**** Page excerpt

-
JAA
Residential IPs are less likely to get banned, as are IPs from blocks not allocated to major server providers.
-
systwi
Does anyone have any suggestions for creating an .md5 file from IA's _files.xml files?
-
systwi
As in each file listed in it.
-
JAA
-
systwi
I've tried with `sed' and even keypress automation to try to create it, and it usually works (albeit *very* clunky)
-
JAA
It's nasty but it works.
-
systwi
Thanks I'll check it out
-
systwi
`readarray' doesn't exist on my copy of macOS :-/
-
JAA
> macOS
-
JAA
Found the problem.
-
JAA
If you don't need the fancy check, just direct the output to a file instead of reading it into an array and then doing all that stuff below with it.
-
JAA
The script is for checking an IA item against a local directory to verify that everything's uploaded correctly.
-
JAA
That's why it ignores derives and the item metadata files.
-
systwi
I was trying to do that, near the end I changed one of the lines to "{ (printf "%s\n" "${iamd5sums[@]}") > >(sed 's,^, ,') 2>&1; } > md5sums.txt" but haven't tried it yet.
-
systwi
Yep, I was looking to ignore derives.
-
JAA
What Bash version are you using by the way that doesn't have readarray? That was added ages ago.

********
**** Supplied data

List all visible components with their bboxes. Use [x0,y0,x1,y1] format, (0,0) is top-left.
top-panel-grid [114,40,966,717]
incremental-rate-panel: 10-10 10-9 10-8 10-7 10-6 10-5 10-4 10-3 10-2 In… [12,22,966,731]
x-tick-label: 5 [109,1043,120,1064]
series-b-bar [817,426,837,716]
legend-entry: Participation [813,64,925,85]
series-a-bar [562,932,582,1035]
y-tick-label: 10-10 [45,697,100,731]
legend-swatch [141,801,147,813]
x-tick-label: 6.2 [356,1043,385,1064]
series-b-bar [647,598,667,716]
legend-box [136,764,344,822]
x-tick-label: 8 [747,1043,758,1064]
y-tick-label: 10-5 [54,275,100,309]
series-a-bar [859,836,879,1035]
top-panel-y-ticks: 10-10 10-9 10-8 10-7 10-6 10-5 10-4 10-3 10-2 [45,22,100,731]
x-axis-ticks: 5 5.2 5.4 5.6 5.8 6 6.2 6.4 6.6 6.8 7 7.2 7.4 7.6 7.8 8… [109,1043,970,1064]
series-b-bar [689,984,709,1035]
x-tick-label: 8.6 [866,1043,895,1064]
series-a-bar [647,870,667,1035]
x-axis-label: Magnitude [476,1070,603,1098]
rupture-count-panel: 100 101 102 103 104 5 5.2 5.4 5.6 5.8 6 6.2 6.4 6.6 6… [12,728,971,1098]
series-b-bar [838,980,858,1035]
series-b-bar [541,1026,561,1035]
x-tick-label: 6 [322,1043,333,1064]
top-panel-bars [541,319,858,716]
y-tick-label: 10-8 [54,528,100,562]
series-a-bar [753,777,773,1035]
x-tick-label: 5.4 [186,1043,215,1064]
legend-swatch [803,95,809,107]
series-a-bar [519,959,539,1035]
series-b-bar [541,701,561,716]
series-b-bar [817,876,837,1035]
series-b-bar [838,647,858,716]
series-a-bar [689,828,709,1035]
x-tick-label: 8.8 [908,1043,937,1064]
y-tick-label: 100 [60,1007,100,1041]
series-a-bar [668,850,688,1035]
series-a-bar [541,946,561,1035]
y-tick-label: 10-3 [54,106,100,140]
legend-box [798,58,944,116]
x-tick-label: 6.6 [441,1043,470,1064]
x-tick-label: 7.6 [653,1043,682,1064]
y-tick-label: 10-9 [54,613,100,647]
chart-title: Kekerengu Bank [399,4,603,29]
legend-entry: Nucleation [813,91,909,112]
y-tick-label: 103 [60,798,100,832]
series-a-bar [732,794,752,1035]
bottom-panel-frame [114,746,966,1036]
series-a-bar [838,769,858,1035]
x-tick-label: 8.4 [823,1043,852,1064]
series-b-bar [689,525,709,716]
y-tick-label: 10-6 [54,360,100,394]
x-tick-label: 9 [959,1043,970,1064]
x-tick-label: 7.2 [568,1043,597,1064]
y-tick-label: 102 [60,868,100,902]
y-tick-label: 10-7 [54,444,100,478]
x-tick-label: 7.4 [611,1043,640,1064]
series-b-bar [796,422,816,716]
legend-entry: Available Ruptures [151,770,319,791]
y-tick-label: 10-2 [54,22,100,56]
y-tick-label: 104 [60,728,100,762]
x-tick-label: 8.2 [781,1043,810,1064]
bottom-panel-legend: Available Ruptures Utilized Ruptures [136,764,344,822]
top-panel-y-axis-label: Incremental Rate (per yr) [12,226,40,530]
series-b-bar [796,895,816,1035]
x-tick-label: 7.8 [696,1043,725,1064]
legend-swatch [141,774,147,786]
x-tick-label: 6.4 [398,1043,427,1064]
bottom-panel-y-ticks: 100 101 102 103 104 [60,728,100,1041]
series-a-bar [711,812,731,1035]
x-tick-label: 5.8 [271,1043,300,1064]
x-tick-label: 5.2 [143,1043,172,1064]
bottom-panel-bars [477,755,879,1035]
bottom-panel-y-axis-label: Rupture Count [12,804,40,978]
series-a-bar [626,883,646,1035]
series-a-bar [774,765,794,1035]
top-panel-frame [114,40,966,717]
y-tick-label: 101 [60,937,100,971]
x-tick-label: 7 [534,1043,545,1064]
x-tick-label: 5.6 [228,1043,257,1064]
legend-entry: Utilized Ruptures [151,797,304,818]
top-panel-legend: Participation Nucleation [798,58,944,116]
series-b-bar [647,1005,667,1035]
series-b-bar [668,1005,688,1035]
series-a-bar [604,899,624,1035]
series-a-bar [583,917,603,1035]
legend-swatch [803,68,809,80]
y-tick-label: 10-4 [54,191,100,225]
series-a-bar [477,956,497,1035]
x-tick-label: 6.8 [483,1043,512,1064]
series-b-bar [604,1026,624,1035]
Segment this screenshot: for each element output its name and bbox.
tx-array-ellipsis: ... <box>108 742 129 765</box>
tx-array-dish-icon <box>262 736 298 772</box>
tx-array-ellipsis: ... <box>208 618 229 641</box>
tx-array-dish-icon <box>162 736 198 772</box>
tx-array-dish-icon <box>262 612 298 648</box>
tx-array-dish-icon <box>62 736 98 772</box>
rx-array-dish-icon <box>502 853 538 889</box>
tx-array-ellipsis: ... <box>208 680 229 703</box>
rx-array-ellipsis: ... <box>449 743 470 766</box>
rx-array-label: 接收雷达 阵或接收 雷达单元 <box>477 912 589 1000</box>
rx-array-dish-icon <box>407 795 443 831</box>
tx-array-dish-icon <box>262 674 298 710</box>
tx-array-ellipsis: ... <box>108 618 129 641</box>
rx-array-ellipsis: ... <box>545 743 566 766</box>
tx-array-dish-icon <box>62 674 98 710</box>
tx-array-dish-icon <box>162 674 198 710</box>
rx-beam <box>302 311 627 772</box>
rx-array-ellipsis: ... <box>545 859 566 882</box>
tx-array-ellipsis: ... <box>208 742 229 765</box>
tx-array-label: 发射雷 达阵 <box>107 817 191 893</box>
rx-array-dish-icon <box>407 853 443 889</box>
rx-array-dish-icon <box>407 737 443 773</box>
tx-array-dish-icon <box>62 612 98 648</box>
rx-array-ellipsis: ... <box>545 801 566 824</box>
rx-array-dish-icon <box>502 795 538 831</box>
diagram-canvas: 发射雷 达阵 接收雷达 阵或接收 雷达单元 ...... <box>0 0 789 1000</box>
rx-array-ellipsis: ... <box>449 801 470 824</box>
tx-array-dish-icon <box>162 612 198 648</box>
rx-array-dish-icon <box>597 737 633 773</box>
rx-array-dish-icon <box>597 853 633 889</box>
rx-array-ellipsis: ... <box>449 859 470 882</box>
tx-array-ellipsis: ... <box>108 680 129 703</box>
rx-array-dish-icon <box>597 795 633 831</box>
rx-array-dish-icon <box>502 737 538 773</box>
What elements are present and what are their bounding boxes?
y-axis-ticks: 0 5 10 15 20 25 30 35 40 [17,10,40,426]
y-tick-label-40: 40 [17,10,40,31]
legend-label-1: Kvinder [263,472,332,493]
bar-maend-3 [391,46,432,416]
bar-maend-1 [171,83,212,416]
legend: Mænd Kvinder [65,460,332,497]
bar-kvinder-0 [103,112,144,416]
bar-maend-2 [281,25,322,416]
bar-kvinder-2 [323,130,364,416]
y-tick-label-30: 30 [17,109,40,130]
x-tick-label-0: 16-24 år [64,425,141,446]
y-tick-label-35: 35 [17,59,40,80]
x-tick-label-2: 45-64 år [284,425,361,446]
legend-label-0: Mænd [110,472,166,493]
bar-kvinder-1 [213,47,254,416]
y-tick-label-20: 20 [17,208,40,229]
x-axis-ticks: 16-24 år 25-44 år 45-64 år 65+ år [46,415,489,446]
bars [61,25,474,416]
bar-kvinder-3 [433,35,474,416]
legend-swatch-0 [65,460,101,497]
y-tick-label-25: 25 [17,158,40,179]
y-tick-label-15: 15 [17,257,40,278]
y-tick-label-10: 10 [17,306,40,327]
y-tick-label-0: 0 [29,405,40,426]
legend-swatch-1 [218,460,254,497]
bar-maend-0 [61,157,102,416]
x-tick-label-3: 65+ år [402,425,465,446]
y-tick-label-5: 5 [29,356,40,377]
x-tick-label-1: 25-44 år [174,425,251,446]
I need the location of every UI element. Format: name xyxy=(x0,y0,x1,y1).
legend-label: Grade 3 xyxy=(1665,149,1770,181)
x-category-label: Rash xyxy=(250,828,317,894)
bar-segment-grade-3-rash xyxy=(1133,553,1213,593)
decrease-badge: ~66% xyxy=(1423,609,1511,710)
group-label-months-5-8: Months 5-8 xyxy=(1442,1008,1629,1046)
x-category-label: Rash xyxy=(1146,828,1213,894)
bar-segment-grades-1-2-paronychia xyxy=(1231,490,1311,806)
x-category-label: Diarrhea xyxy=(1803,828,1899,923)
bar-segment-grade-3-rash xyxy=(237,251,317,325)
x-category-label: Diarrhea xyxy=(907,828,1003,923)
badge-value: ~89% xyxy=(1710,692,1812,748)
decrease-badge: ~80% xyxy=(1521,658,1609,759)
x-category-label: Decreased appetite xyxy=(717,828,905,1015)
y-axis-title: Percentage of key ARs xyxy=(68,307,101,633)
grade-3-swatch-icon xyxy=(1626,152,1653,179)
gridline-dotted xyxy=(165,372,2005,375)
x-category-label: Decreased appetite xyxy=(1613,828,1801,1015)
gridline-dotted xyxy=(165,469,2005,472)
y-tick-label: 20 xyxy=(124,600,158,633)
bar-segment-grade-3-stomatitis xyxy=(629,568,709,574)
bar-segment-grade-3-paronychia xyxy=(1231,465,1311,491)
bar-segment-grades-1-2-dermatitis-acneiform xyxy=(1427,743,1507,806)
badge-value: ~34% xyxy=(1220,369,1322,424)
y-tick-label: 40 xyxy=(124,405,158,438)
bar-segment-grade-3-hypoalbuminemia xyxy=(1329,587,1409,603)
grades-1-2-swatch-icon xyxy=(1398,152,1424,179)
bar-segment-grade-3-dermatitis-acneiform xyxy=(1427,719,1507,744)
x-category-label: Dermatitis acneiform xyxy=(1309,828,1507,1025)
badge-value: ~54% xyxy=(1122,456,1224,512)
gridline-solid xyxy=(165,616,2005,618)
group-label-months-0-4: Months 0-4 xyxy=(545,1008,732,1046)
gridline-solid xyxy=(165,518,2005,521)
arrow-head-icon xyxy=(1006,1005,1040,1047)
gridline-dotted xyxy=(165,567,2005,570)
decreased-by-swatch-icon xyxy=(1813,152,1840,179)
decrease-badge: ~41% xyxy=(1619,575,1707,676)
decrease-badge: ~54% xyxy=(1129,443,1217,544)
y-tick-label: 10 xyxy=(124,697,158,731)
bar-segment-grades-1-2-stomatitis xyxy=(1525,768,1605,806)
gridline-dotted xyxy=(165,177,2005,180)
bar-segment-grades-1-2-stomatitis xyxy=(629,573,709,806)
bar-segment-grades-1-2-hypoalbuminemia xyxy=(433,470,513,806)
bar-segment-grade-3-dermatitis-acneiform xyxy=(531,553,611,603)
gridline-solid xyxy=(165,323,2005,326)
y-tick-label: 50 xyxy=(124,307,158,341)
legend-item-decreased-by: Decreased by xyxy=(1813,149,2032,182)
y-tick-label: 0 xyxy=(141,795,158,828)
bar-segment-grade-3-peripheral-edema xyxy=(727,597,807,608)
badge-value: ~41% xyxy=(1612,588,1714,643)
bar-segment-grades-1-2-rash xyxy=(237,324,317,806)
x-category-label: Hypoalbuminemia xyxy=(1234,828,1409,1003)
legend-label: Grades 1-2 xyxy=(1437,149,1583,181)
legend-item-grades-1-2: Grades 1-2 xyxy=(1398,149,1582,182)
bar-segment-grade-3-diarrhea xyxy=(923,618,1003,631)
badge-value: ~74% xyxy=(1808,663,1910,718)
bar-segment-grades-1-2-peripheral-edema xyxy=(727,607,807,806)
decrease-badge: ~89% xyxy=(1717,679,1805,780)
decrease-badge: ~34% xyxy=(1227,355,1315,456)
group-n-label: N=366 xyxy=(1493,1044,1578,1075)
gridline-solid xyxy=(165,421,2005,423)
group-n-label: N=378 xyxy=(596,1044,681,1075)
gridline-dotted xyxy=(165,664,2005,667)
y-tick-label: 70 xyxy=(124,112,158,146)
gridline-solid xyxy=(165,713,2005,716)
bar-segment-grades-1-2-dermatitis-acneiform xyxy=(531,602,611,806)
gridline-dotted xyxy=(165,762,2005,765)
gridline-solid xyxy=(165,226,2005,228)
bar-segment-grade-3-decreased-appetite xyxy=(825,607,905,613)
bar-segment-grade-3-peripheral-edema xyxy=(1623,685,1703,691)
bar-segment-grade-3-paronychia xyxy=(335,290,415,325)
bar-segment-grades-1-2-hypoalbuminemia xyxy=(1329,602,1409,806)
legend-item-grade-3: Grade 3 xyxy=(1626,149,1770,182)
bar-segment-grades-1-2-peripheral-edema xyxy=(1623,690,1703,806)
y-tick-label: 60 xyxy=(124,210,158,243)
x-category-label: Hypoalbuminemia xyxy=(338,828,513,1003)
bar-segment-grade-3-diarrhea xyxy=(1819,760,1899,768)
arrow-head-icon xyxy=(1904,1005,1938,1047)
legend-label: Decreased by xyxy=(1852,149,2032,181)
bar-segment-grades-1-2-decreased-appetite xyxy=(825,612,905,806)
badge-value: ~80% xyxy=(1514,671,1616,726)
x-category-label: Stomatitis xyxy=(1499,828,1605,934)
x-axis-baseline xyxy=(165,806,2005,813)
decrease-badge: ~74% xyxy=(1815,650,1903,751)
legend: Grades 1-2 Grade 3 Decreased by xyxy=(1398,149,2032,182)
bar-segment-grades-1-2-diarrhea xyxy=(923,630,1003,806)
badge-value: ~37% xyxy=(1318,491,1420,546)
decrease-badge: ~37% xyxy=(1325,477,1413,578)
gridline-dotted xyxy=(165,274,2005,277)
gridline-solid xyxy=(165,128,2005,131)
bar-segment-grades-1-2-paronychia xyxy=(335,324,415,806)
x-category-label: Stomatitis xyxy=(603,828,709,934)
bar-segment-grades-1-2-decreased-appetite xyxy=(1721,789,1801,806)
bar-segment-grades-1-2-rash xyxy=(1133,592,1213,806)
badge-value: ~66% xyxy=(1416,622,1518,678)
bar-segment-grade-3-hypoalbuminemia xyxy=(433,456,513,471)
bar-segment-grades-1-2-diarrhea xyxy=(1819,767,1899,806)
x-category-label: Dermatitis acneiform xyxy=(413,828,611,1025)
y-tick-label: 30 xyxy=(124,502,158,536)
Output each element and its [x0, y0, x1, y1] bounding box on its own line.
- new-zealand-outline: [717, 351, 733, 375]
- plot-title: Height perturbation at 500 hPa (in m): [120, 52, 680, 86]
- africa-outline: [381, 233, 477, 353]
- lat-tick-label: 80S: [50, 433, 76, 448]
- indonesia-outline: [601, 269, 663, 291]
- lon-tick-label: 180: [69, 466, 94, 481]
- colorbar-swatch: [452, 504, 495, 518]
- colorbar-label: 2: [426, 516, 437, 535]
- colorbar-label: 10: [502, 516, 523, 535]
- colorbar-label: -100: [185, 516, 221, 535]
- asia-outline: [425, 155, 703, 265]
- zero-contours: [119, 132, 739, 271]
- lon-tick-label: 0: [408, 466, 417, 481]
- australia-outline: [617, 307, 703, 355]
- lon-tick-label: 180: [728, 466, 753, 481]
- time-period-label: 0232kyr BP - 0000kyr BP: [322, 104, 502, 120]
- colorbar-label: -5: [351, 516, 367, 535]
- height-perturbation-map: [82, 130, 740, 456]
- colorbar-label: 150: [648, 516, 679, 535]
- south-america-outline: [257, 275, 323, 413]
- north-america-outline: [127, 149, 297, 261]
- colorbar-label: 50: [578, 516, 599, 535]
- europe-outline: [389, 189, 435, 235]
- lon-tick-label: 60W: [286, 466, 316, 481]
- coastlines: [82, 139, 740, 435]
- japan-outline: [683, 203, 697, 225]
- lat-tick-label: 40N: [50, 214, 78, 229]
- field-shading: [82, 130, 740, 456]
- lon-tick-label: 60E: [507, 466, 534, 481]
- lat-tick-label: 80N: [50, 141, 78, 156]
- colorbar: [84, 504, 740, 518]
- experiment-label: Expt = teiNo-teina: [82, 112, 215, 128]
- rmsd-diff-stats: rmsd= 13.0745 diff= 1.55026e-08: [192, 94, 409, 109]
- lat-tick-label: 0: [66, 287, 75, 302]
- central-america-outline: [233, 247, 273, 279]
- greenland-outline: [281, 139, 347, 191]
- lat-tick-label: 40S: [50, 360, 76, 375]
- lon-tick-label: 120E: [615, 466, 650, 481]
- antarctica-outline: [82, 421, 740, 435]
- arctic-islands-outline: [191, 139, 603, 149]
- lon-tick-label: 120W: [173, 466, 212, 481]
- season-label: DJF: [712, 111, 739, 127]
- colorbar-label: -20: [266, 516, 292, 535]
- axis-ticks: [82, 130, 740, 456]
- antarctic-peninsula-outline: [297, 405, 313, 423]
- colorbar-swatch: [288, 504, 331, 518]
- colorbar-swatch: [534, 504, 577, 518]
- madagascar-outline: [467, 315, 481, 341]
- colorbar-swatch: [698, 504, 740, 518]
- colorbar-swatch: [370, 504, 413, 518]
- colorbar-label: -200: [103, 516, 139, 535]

********

### To do:
Can you reproduce the entire chat excerpt about making an .md5 file from _files.xml, word for word? The listing is separate material and has nothing to do with the chat excerpt.

### Response below:
-
JAA
Residential IPs are less likely to get banned, as are IPs from blocks not allocated to major server providers.
-
systwi
Does anyone have any suggestions for creating an .md5 file from IA's _files.xml files?
-
systwi
As in each file listed in it.
-
JAA
-
systwi
I've tried with `sed' and even keypress automation to try to create it, and it usually works (albeit *very* clunky)
-
JAA
It's nasty but it works.
-
systwi
Thanks I'll check it out
-
systwi
`readarray' doesn't exist on my copy of macOS :-/
-
JAA
> macOS
-
JAA
Found the problem.
-
JAA
If you don't need the fancy check, just direct the output to a file instead of reading it into an array and then doing all that stuff below with it.
-
JAA
The script is for checking an IA item against a local directory to verify that everything's uploaded correctly.
-
JAA
That's why it ignores derives and the item metadata files.
-
systwi
I was trying to do that, near the end I changed one of the lines to "{ (printf "%s\n" "${iamd5sums[@]}") > >(sed 's,^, ,') 2>&1; } > md5sums.txt" but haven't tried it yet.
-
systwi
Yep, I was looking to ignore derives.
-
JAA
What Bash version are you using by the way that doesn't have readarray? That was added ages ago.